#### [WRITTEN REQUEST]
Scan the lines below; pull out those with "Artículo".
===== SUPPLIED RECORDS
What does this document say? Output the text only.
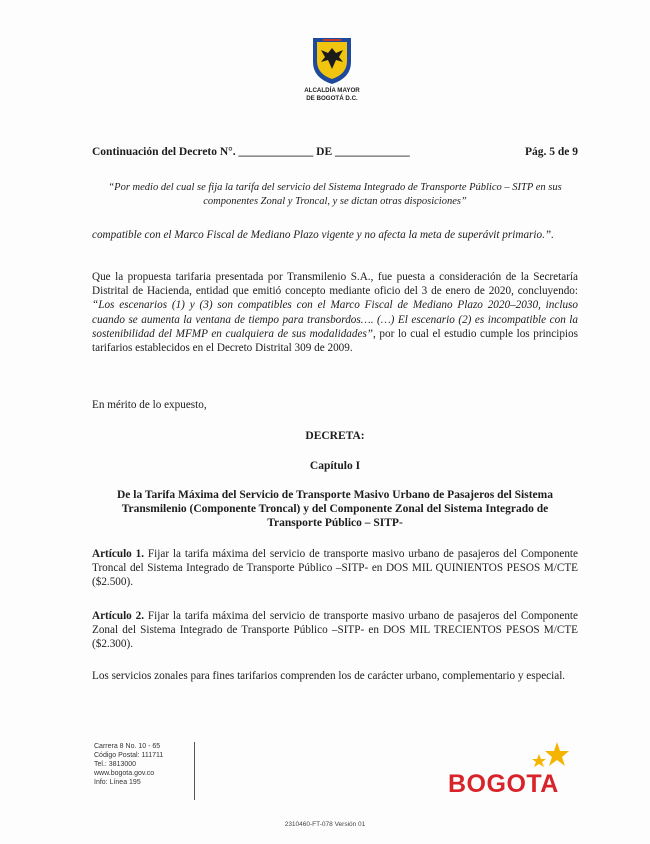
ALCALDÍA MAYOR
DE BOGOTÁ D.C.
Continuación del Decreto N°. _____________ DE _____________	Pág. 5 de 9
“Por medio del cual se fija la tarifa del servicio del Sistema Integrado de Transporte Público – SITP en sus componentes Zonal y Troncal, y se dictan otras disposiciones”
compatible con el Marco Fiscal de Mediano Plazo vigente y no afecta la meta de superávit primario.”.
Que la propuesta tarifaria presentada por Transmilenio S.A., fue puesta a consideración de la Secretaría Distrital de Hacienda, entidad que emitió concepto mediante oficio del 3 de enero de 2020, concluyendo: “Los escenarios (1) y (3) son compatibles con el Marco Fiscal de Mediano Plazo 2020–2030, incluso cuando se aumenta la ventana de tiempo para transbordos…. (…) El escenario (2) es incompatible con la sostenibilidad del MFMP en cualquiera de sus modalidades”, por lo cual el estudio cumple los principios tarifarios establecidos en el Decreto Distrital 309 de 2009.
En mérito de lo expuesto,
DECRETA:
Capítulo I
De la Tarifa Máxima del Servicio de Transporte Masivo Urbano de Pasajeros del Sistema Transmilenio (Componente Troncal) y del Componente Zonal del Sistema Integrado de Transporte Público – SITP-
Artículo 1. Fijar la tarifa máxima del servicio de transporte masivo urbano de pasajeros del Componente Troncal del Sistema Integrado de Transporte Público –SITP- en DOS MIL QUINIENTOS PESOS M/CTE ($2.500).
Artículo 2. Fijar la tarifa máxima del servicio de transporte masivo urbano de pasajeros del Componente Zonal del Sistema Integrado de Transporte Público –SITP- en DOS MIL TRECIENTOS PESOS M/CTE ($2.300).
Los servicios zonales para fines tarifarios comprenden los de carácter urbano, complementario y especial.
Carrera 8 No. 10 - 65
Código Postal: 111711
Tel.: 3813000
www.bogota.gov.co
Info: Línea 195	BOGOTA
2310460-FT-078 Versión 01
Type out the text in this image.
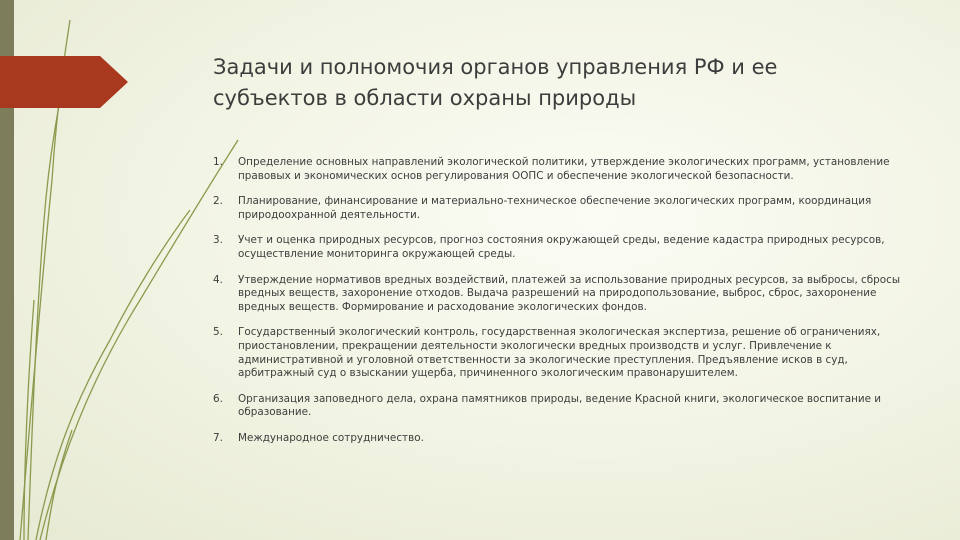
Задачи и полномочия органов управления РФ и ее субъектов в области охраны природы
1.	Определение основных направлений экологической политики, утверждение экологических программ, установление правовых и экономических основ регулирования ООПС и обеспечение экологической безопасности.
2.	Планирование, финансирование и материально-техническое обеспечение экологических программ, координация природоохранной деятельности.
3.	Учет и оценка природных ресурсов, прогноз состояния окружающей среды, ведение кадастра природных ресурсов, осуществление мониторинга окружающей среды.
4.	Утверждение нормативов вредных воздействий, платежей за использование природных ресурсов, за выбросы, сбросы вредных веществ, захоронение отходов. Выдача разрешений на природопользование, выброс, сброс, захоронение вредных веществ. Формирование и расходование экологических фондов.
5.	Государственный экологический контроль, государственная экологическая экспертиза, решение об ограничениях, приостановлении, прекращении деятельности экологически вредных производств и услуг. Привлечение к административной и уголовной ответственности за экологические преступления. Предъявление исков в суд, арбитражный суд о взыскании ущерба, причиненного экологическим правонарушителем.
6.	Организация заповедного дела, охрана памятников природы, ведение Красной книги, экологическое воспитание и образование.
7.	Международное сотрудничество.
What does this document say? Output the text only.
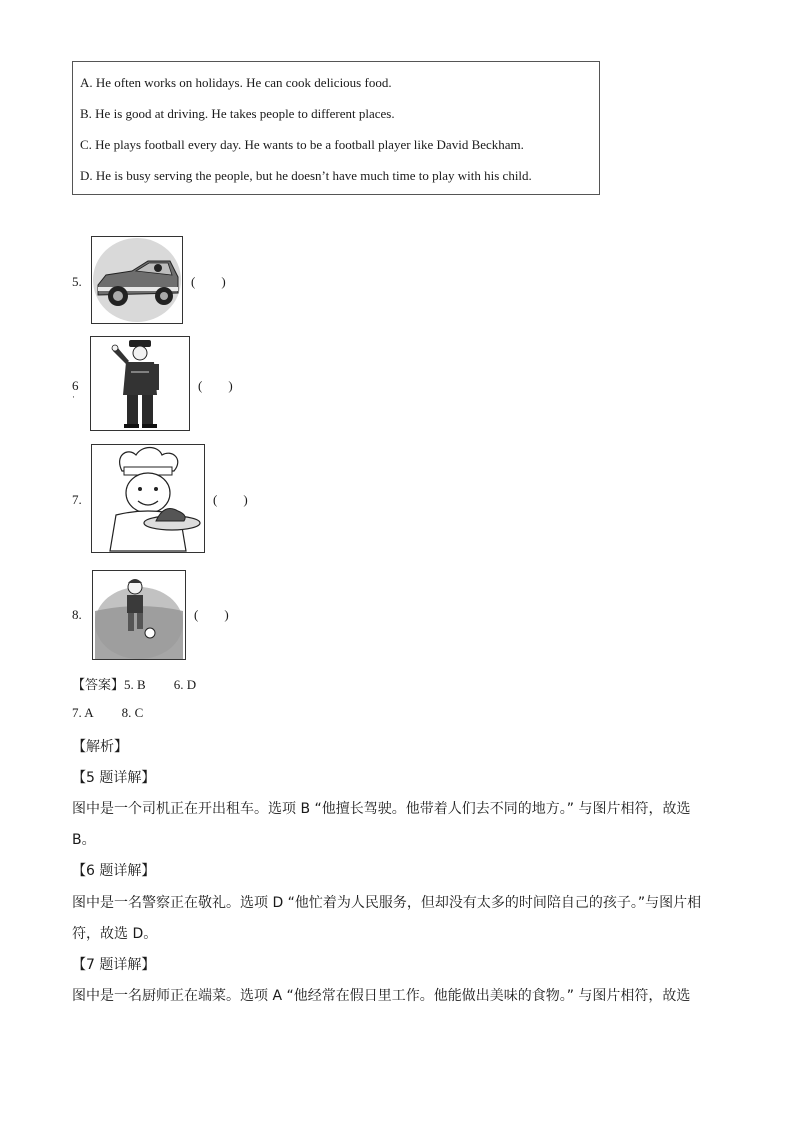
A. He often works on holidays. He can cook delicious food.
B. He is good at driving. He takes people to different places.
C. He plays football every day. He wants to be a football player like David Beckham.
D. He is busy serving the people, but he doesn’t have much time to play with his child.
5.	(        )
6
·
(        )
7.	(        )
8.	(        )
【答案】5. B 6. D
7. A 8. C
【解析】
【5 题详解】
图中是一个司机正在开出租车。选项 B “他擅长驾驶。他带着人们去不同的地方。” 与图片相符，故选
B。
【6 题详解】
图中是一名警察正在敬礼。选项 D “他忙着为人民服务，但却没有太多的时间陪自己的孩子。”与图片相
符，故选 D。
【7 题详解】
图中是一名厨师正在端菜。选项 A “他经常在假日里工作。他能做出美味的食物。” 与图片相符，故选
==========
#### [RESPONSE BELOW]
Artículo 1. Fijar la tarifa máxima del servicio de transporte masivo urbano de pasajeros del Componente Troncal del Sistema Integrado de Transporte Público –SITP- en DOS MIL QUINIENTOS PESOS M/CTE ($2.500).
Artículo 2. Fijar la tarifa máxima del servicio de transporte masivo urbano de pasajeros del Componente Zonal del Sistema Integrado de Transporte Público –SITP- en DOS MIL TRECIENTOS PESOS M/CTE ($2.300).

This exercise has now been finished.